Provided records
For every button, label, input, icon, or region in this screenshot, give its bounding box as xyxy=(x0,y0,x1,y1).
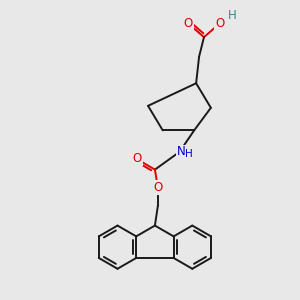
Text: O: O xyxy=(184,17,193,30)
Text: N: N xyxy=(177,146,186,158)
Text: H: H xyxy=(185,149,193,159)
Text: H: H xyxy=(228,9,237,22)
Text: O: O xyxy=(153,181,163,194)
Text: O: O xyxy=(215,17,224,30)
Text: O: O xyxy=(133,152,142,165)
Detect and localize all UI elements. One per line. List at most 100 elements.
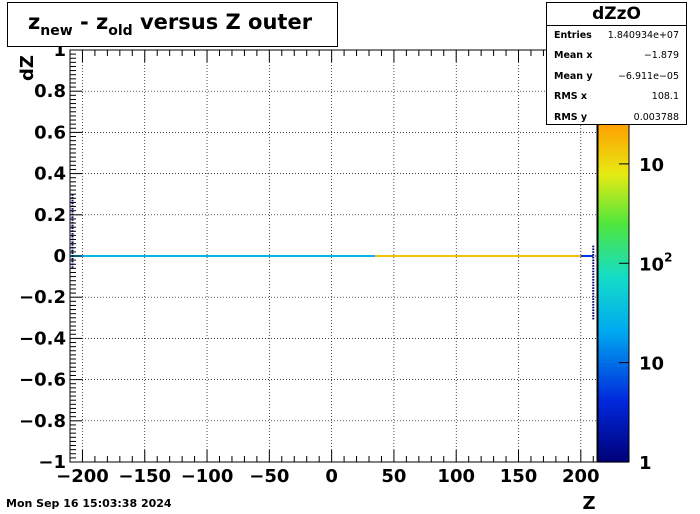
data-band <box>580 255 594 257</box>
data-cell <box>592 298 595 300</box>
data-cell <box>592 312 595 314</box>
data-cell <box>71 244 74 246</box>
palette-cell <box>598 424 629 429</box>
palette-cell <box>598 338 629 343</box>
y-tick-label: 0.4 <box>34 164 66 185</box>
palette-cell <box>598 455 629 460</box>
y-tick-label: −0.8 <box>19 411 66 432</box>
palette-cell <box>598 221 629 226</box>
y-tick-label: −1 <box>38 452 66 473</box>
title-rest: versus Z outer <box>132 10 313 34</box>
palette-cell <box>598 231 629 236</box>
palette-cell <box>598 187 629 192</box>
data-cell <box>592 284 595 287</box>
x-tick-label: −150 <box>118 466 171 487</box>
palette-cell <box>598 156 629 161</box>
palette-cell <box>598 307 629 312</box>
palette-cell <box>598 135 629 140</box>
palette-cell <box>598 304 629 309</box>
palette-cell <box>598 280 629 285</box>
y-tick-label: 0.2 <box>34 205 66 226</box>
palette-label: 10 <box>639 155 664 176</box>
title-minus-z: - z <box>72 10 109 34</box>
data-cell <box>592 278 595 281</box>
palette-cell <box>598 348 629 353</box>
data-cell <box>592 295 595 298</box>
stats-value: 0.003788 <box>633 111 679 123</box>
data-cell <box>592 292 595 295</box>
palette-cell <box>598 331 629 336</box>
data-cell <box>592 315 595 317</box>
stats-value: −1.879 <box>643 50 679 62</box>
data-cells <box>70 194 595 320</box>
stats-row-mean-x: Mean x −1.879 <box>547 46 686 66</box>
stats-key: Entries <box>554 30 592 41</box>
data-cell <box>592 256 595 259</box>
palette-cell <box>598 365 629 370</box>
palette-cell <box>598 252 629 257</box>
stats-value: 1.840934e+07 <box>607 30 679 41</box>
data-cell <box>592 276 595 278</box>
palette-cell <box>598 434 629 439</box>
data-cell <box>592 273 595 276</box>
palette-cell <box>598 259 629 264</box>
x-tick-label: 150 <box>500 466 538 487</box>
palette-cell <box>598 328 629 333</box>
data-cell <box>592 245 595 248</box>
palette-cell <box>598 400 629 405</box>
x-tick-label: 200 <box>562 466 600 487</box>
data-cell <box>592 287 595 289</box>
stats-row-rms-x: RMS x 108.1 <box>547 87 686 107</box>
palette-cell <box>598 389 629 394</box>
data-cell <box>71 219 74 221</box>
palette-cell <box>598 383 629 388</box>
palette-cell <box>598 128 629 133</box>
palette-cell <box>598 293 629 298</box>
palette-cell <box>598 372 629 377</box>
data-cell <box>592 290 595 292</box>
data-cell <box>71 235 74 238</box>
data-cell <box>592 309 595 312</box>
palette-cell <box>598 177 629 182</box>
y-tick-label: 0.6 <box>34 122 66 143</box>
palette-cell <box>598 142 629 147</box>
palette-cell <box>598 355 629 360</box>
title-box: znew - zold versus Z outer <box>7 2 338 47</box>
palette-cell <box>598 413 629 418</box>
palette-cell <box>598 170 629 175</box>
data-cell <box>71 196 74 199</box>
data-cell <box>71 208 74 210</box>
palette-cell <box>598 297 629 302</box>
stats-value: −6.911e−05 <box>617 70 679 82</box>
palette-cell <box>598 352 629 357</box>
palette-cell <box>598 207 629 212</box>
data-cell <box>71 194 74 196</box>
data-cell <box>71 224 74 227</box>
palette-cell <box>598 317 629 322</box>
palette-cell <box>598 183 629 188</box>
palette-cell <box>598 125 629 130</box>
stats-row-rms-y: RMS y 0.003788 <box>547 108 686 128</box>
palette-cell <box>598 448 629 453</box>
data-cell <box>592 281 595 284</box>
axes: −200 −150 −100 −50 0 50 100 150 200 −1 −0.8 −0.6 −0.… <box>19 40 600 487</box>
palette-cell <box>598 139 629 144</box>
data-cell <box>592 301 595 303</box>
data-cell <box>71 199 74 202</box>
x-tick-label: 0 <box>325 466 338 487</box>
data-cell <box>71 249 74 252</box>
palette-cell <box>598 256 629 261</box>
title-sub-new: new <box>40 23 73 39</box>
x-tick-label: −100 <box>181 466 234 487</box>
stats-value: 108.1 <box>651 91 679 103</box>
data-cell <box>592 262 595 264</box>
x-tick-label: 50 <box>381 466 406 487</box>
palette-cell <box>598 345 629 350</box>
stats-name: dZzO <box>547 3 686 26</box>
plot-title: znew - zold versus Z outer <box>28 10 312 39</box>
palette-cell <box>598 396 629 401</box>
palette-cell <box>598 451 629 456</box>
palette-cell <box>598 235 629 240</box>
palette-cell <box>598 273 629 278</box>
data-cell <box>592 259 595 262</box>
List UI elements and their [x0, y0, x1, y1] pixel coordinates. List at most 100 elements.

Task requirements
Copy every line of the records above word for word, leaving out the pictures.

Result of the exercise
For every button, label, input, icon, or region in this screenshot, give its bounding box as xyxy=(x0,y0,x1,y1).
Text: O: O xyxy=(184,17,193,30)
Text: N: N xyxy=(177,146,186,158)
Text: H: H xyxy=(185,149,193,159)
Text: H: H xyxy=(228,9,237,22)
Text: O: O xyxy=(153,181,163,194)
Text: O: O xyxy=(215,17,224,30)
Text: O: O xyxy=(133,152,142,165)
Detect and localize all UI elements. One per line. List at most 100 elements.
data-band <box>580 255 594 257</box>
data-cell <box>592 298 595 300</box>
data-cell <box>592 312 595 314</box>
data-cell <box>71 244 74 246</box>
palette-cell <box>598 424 629 429</box>
palette-cell <box>598 338 629 343</box>
y-tick-label: 0.4 <box>34 164 66 185</box>
palette-cell <box>598 455 629 460</box>
y-tick-label: −0.8 <box>19 411 66 432</box>
palette-cell <box>598 221 629 226</box>
y-tick-label: −1 <box>38 452 66 473</box>
title-rest: versus Z outer <box>132 10 313 34</box>
palette-cell <box>598 231 629 236</box>
palette-cell <box>598 187 629 192</box>
data-cell <box>592 284 595 287</box>
x-tick-label: −150 <box>118 466 171 487</box>
palette-cell <box>598 156 629 161</box>
palette-cell <box>598 307 629 312</box>
palette-cell <box>598 135 629 140</box>
palette-cell <box>598 304 629 309</box>
palette-cell <box>598 280 629 285</box>
y-tick-label: 0.2 <box>34 205 66 226</box>
palette-label: 10 <box>639 155 664 176</box>
title-minus-z: - z <box>72 10 109 34</box>
data-cell <box>592 278 595 281</box>
palette-cell <box>598 348 629 353</box>
data-cell <box>592 295 595 298</box>
stats-value: 0.003788 <box>633 111 679 123</box>
data-cell <box>592 292 595 295</box>
palette-cell <box>598 331 629 336</box>
data-cell <box>592 315 595 317</box>
stats-value: −1.879 <box>643 50 679 62</box>
data-cells <box>70 194 595 320</box>
stats-row-mean-x: Mean x −1.879 <box>547 46 686 66</box>
stats-key: Entries <box>554 30 592 41</box>
data-cell <box>592 256 595 259</box>
palette-cell <box>598 365 629 370</box>
palette-cell <box>598 252 629 257</box>
stats-value: 1.840934e+07 <box>607 30 679 41</box>
data-cell <box>592 276 595 278</box>
palette-cell <box>598 434 629 439</box>
data-cell <box>592 273 595 276</box>
palette-cell <box>598 259 629 264</box>
x-tick-label: 150 <box>500 466 538 487</box>
palette-cell <box>598 328 629 333</box>
data-cell <box>592 245 595 248</box>
palette-cell <box>598 400 629 405</box>
x-tick-label: 200 <box>562 466 600 487</box>
data-cell <box>592 287 595 289</box>
stats-row-rms-x: RMS x 108.1 <box>547 87 686 107</box>
palette-cell <box>598 389 629 394</box>
data-cell <box>71 219 74 221</box>
palette-cell <box>598 383 629 388</box>
palette-cell <box>598 128 629 133</box>
palette-cell <box>598 293 629 298</box>
palette-cell <box>598 372 629 377</box>
data-cell <box>592 290 595 292</box>
data-cell <box>71 235 74 238</box>
data-cell <box>592 309 595 312</box>
palette-cell <box>598 177 629 182</box>
y-tick-label: 0.6 <box>34 122 66 143</box>
palette-cell <box>598 142 629 147</box>
palette-cell <box>598 355 629 360</box>
title-box: znew - zold versus Z outer <box>7 2 338 47</box>
palette-cell <box>598 413 629 418</box>
palette-cell <box>598 170 629 175</box>
data-cell <box>71 196 74 199</box>
data-cell <box>71 208 74 210</box>
palette-cell <box>598 297 629 302</box>
stats-value: −6.911e−05 <box>617 70 679 82</box>
palette-cell <box>598 352 629 357</box>
palette-cell <box>598 207 629 212</box>
data-cell <box>71 194 74 196</box>
data-cell <box>71 224 74 227</box>
palette-cell <box>598 317 629 322</box>
palette-cell <box>598 183 629 188</box>
palette-cell <box>598 125 629 130</box>
stats-row-rms-y: RMS y 0.003788 <box>547 108 686 128</box>
palette-cell <box>598 448 629 453</box>
data-cell <box>592 281 595 284</box>
axes: −200 −150 −100 −50 0 50 100 150 200 −1 −0.8 −0.6 −0.… <box>19 40 600 487</box>
palette-cell <box>598 139 629 144</box>
data-cell <box>592 301 595 303</box>
data-cell <box>71 199 74 202</box>
x-tick-label: 0 <box>325 466 338 487</box>
data-cell <box>71 249 74 252</box>
palette-cell <box>598 256 629 261</box>
title-sub-new: new <box>40 23 73 39</box>
x-tick-label: −100 <box>181 466 234 487</box>
stats-value: 108.1 <box>651 91 679 103</box>
data-cell <box>592 262 595 264</box>
x-tick-label: 50 <box>381 466 406 487</box>
palette-cell <box>598 345 629 350</box>
stats-name: dZzO <box>547 3 686 26</box>
plot-title: znew - zold versus Z outer <box>28 10 312 39</box>
palette-cell <box>598 396 629 401</box>
palette-cell <box>598 451 629 456</box>
palette-cell <box>598 235 629 240</box>
palette-cell <box>598 273 629 278</box>
data-cell <box>592 259 595 262</box>
List UI elements and their [x0, y0, x1, y1] pixel coordinates. List at most 100 elements.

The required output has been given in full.